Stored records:
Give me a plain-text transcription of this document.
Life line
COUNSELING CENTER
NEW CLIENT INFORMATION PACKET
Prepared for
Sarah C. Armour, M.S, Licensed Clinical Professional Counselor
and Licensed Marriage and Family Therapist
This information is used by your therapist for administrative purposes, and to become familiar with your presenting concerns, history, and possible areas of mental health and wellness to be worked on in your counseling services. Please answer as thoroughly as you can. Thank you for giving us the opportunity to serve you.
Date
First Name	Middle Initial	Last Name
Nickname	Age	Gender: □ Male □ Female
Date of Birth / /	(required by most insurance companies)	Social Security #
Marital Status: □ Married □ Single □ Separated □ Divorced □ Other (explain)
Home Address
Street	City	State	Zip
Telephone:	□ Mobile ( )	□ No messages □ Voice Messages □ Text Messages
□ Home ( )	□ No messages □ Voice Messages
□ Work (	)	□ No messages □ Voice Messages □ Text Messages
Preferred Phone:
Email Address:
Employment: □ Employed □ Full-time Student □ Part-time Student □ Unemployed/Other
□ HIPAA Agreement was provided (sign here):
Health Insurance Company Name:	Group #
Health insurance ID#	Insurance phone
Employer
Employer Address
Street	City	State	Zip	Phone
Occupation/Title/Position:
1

STATED EXERCISE:
Copy each line that holds the word "Address".

ANSWER TO THIS EXERCISE:
Home Address
Email Address:
Employer Address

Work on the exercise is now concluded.